Records to use:

┌──

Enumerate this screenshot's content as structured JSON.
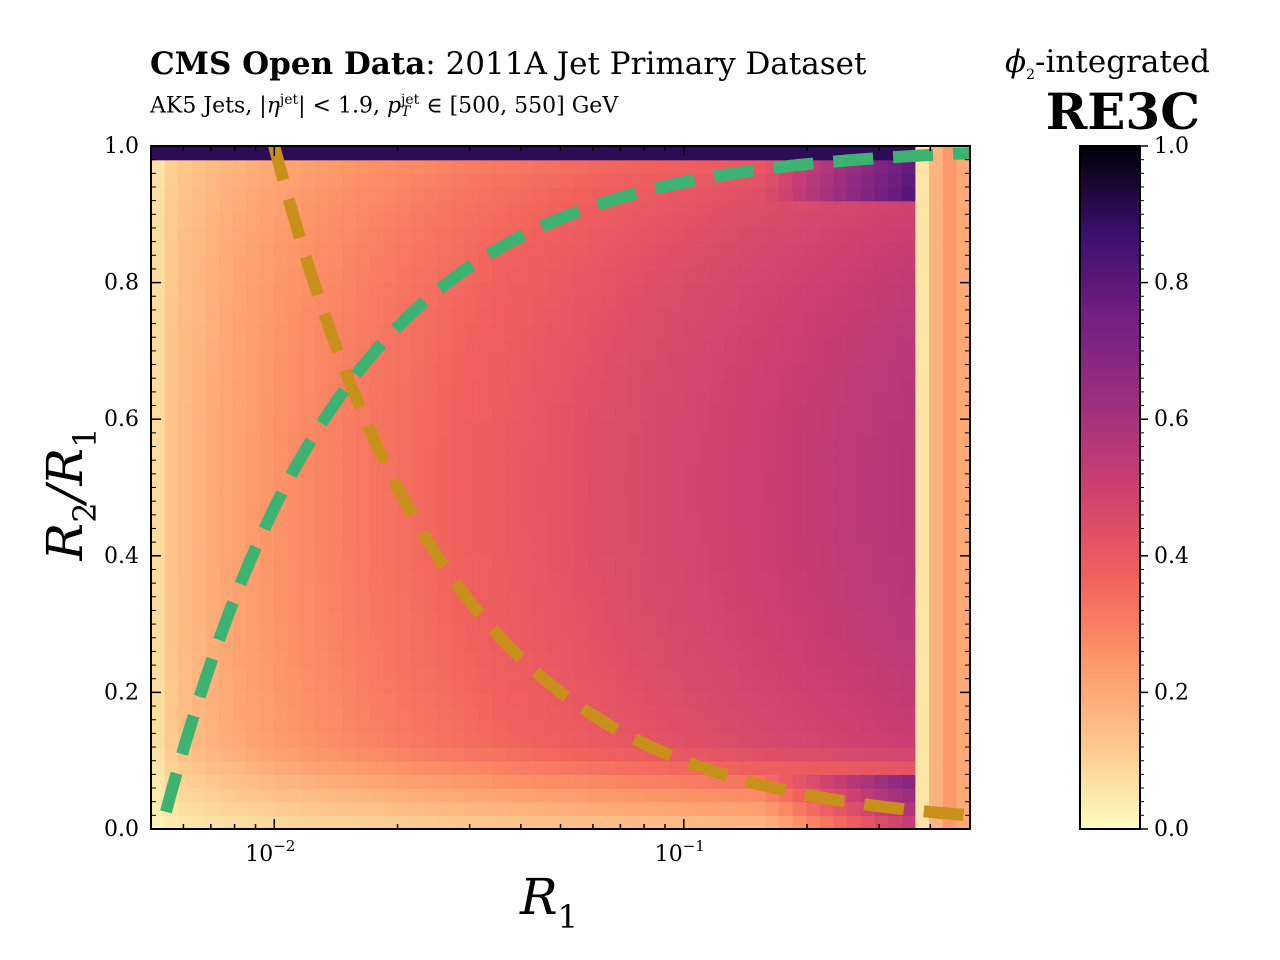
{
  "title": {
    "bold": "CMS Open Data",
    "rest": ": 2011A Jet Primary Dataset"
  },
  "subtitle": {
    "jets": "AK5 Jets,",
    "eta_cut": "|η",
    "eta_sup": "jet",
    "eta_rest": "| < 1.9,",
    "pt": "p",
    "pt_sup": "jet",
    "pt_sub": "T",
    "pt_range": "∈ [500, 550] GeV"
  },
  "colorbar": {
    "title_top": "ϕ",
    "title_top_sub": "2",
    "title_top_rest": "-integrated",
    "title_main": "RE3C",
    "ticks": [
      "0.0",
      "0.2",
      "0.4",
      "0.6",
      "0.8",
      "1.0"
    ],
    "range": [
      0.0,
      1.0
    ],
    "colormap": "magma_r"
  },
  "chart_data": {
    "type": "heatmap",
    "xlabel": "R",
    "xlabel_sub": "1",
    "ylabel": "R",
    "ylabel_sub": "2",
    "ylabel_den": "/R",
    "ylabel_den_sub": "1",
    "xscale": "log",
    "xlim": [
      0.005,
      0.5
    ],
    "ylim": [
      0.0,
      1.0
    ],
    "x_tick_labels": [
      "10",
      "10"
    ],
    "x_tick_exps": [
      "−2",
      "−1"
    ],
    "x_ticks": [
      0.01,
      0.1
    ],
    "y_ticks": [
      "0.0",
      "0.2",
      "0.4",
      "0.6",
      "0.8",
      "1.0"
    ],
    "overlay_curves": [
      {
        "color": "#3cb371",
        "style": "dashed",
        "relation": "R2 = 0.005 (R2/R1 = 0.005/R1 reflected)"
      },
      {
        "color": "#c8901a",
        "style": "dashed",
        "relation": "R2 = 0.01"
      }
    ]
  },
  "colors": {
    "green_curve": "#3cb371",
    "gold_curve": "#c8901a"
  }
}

└──

What is needed:
What you return should match the records above word for word, minus the pictures.

Exercise response:
Enumerate this screenshot's content as structured JSON.
{
  "title": {
    "bold": "CMS Open Data",
    "rest": ": 2011A Jet Primary Dataset"
  },
  "subtitle": {
    "jets": "AK5 Jets,",
    "eta_cut": "|η",
    "eta_sup": "jet",
    "eta_rest": "| < 1.9,",
    "pt": "p",
    "pt_sup": "jet",
    "pt_sub": "T",
    "pt_range": "∈ [500, 550] GeV"
  },
  "colorbar": {
    "title_top": "ϕ",
    "title_top_sub": "2",
    "title_top_rest": "-integrated",
    "title_main": "RE3C",
    "ticks": [
      "0.0",
      "0.2",
      "0.4",
      "0.6",
      "0.8",
      "1.0"
    ],
    "range": [
      0.0,
      1.0
    ],
    "colormap": "magma_r"
  },
  "chart_data": {
    "type": "heatmap",
    "xlabel": "R",
    "xlabel_sub": "1",
    "ylabel": "R",
    "ylabel_sub": "2",
    "ylabel_den": "/R",
    "ylabel_den_sub": "1",
    "xscale": "log",
    "xlim": [
      0.005,
      0.5
    ],
    "ylim": [
      0.0,
      1.0
    ],
    "x_tick_labels": [
      "10",
      "10"
    ],
    "x_tick_exps": [
      "−2",
      "−1"
    ],
    "x_ticks": [
      0.01,
      0.1
    ],
    "y_ticks": [
      "0.0",
      "0.2",
      "0.4",
      "0.6",
      "0.8",
      "1.0"
    ],
    "overlay_curves": [
      {
        "color": "#3cb371",
        "style": "dashed",
        "relation": "R2 = 0.005 (R2/R1 = 0.005/R1 reflected)"
      },
      {
        "color": "#c8901a",
        "style": "dashed",
        "relation": "R2 = 0.01"
      }
    ]
  },
  "colors": {
    "green_curve": "#3cb371",
    "gold_curve": "#c8901a"
  }
}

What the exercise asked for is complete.